▶ _EXERCISE_: Can you transcribe the data exactly? Leave the pictures out.

▶ _EXTRACTED INFORMATION_:
━━━━━━
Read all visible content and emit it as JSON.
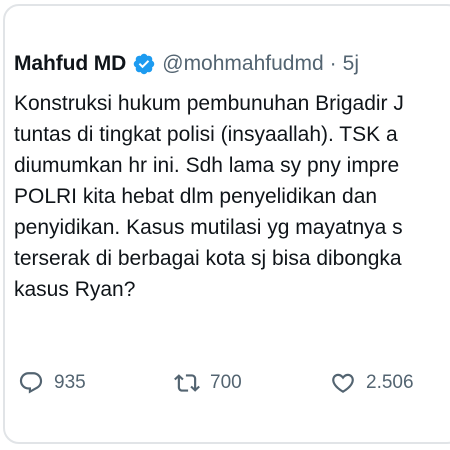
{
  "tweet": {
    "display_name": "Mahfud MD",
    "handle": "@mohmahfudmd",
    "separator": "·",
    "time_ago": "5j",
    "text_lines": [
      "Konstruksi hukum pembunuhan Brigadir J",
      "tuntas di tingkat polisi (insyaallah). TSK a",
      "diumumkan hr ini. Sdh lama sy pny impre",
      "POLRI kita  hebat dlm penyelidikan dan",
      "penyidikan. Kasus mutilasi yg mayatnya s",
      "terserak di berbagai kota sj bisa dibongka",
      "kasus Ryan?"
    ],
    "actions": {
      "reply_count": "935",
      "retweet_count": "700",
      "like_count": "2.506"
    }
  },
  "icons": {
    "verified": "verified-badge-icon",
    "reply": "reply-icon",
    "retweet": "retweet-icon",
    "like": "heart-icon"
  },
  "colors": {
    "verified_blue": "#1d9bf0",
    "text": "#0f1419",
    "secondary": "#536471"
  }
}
━━━━━━
▶ _FINAL ANSWER_:
Read all visible content and emit it as JSON.
{
  "tweet": {
    "display_name": "Mahfud MD",
    "handle": "@mohmahfudmd",
    "separator": "·",
    "time_ago": "5j",
    "text_lines": [
      "Konstruksi hukum pembunuhan Brigadir J",
      "tuntas di tingkat polisi (insyaallah). TSK a",
      "diumumkan hr ini. Sdh lama sy pny impre",
      "POLRI kita  hebat dlm penyelidikan dan",
      "penyidikan. Kasus mutilasi yg mayatnya s",
      "terserak di berbagai kota sj bisa dibongka",
      "kasus Ryan?"
    ],
    "actions": {
      "reply_count": "935",
      "retweet_count": "700",
      "like_count": "2.506"
    }
  },
  "icons": {
    "verified": "verified-badge-icon",
    "reply": "reply-icon",
    "retweet": "retweet-icon",
    "like": "heart-icon"
  },
  "colors": {
    "verified_blue": "#1d9bf0",
    "text": "#0f1419",
    "secondary": "#536471"
  }
}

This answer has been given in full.